==== MATERIALS PROVIDED
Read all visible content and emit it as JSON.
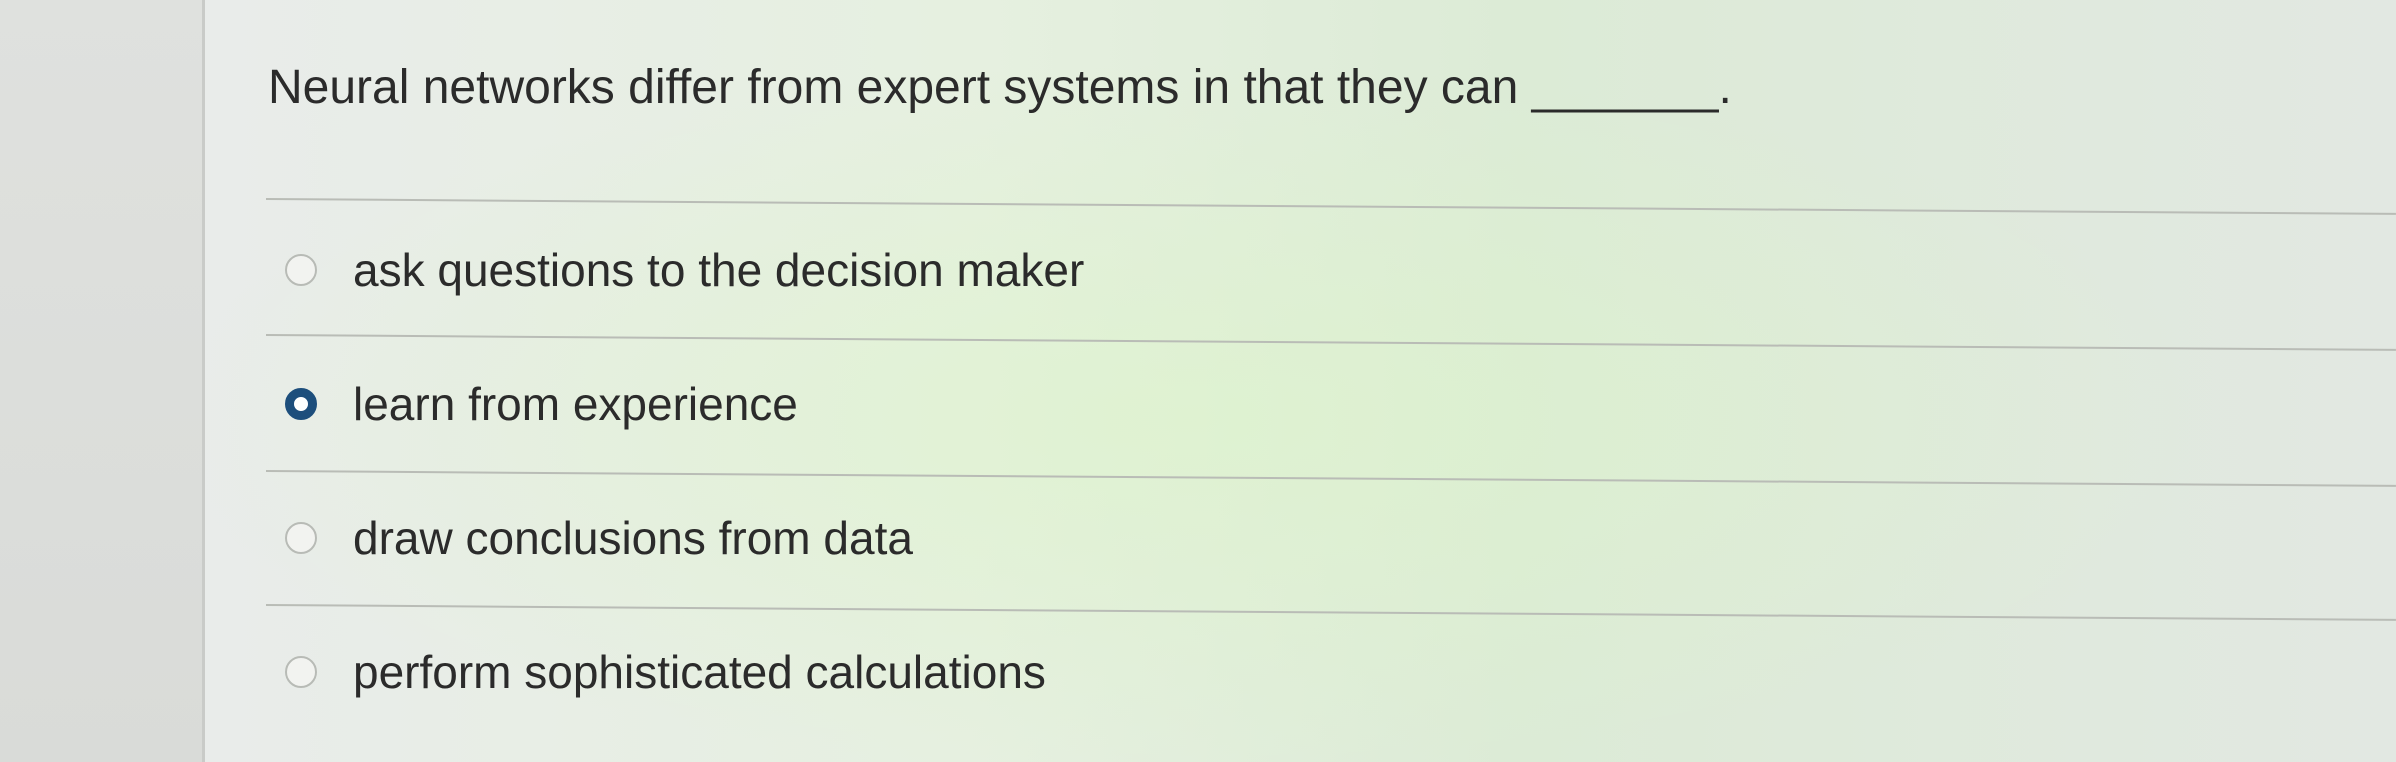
{
  "question": {
    "text": "Neural networks differ from expert systems in that they can _______."
  },
  "options": [
    {
      "label": "ask questions to the decision maker",
      "selected": false
    },
    {
      "label": "learn from experience",
      "selected": true
    },
    {
      "label": "draw conclusions from data",
      "selected": false
    },
    {
      "label": "perform sophisticated calculations",
      "selected": false
    }
  ],
  "colors": {
    "selected_radio": "#1d4e7c",
    "text": "#2b2b2b"
  }
}
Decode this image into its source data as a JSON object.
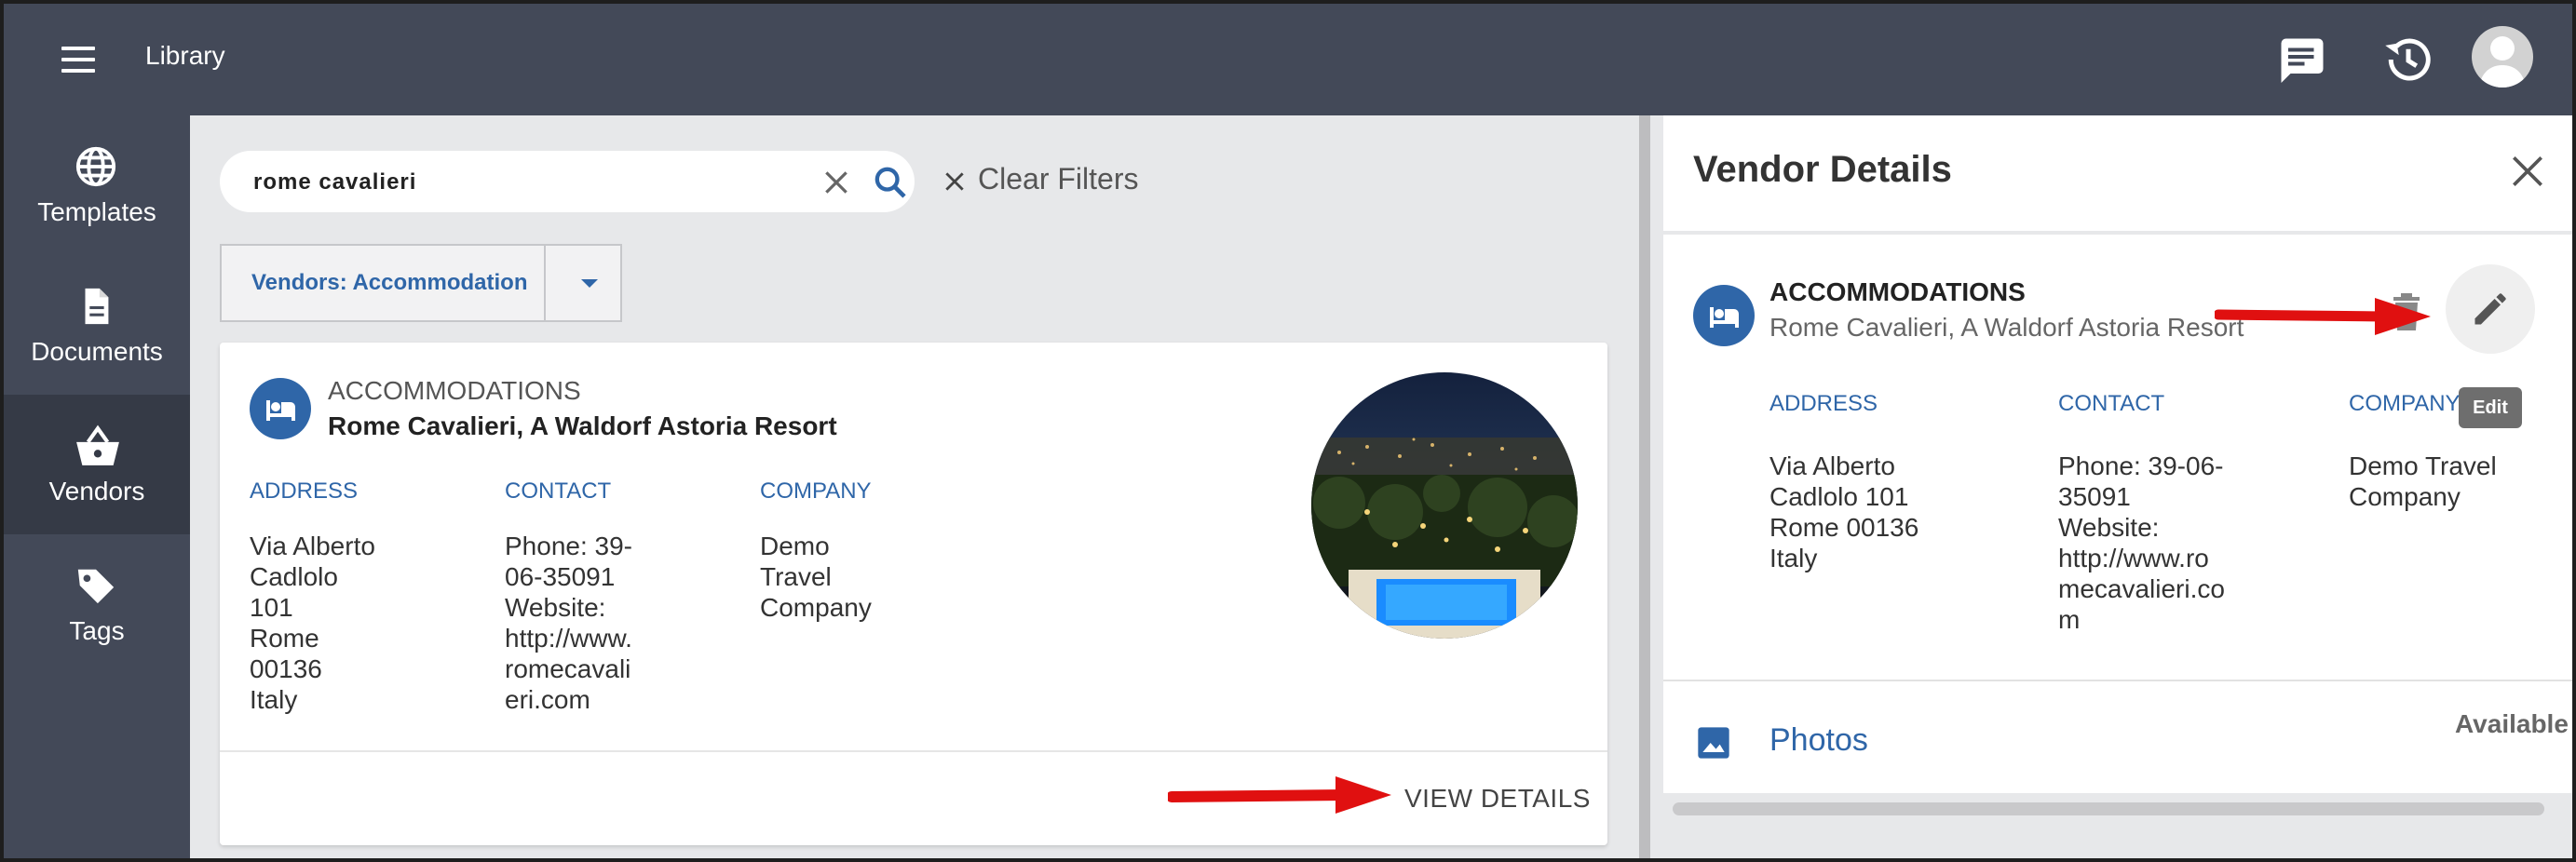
{
  "topbar": {
    "title": "Library",
    "icons": [
      "menu-icon",
      "chat-icon",
      "history-icon",
      "avatar"
    ]
  },
  "nav": {
    "items": [
      {
        "label": "Templates",
        "icon": "globe-icon"
      },
      {
        "label": "Documents",
        "icon": "document-icon"
      },
      {
        "label": "Vendors",
        "icon": "basket-icon",
        "active": true
      },
      {
        "label": "Tags",
        "icon": "tag-icon"
      }
    ]
  },
  "search": {
    "value": "rome cavalieri",
    "clear_filters": "Clear Filters"
  },
  "filter": {
    "selected": "Vendors: Accommodation"
  },
  "card": {
    "category": "ACCOMMODATIONS",
    "name": "Rome Cavalieri, A Waldorf Astoria Resort",
    "address_label": "ADDRESS",
    "address": "Via Alberto\nCadlolo\n101\nRome\n00136\nItaly",
    "contact_label": "CONTACT",
    "contact": "Phone: 39-\n06-35091\nWebsite:\nhttp://www.\nromecavali\neri.com",
    "company_label": "COMPANY",
    "company": "Demo\nTravel\nCompany",
    "view_details": "VIEW DETAILS"
  },
  "details": {
    "title": "Vendor Details",
    "category": "ACCOMMODATIONS",
    "name": "Rome Cavalieri, A Waldorf Astoria Resort",
    "address_label": "ADDRESS",
    "address": "Via Alberto\nCadlolo 101\nRome 00136\nItaly",
    "contact_label": "CONTACT",
    "contact": "Phone: 39-06-\n35091\nWebsite:\nhttp://www.ro\nmecavalieri.co\nm",
    "company_label": "COMPANY",
    "company": "Demo Travel\nCompany",
    "edit_tooltip": "Edit",
    "photos_label": "Photos",
    "available": "Available"
  },
  "colors": {
    "topbar": "#434958",
    "accent": "#2f66a8",
    "annotation_arrow": "#e01010"
  }
}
========
-- AIM --
The string "nCadlolo" may appear in lines of the listing above; tally those lines and give the number only.

-- PROBLEM SOLUTION --
2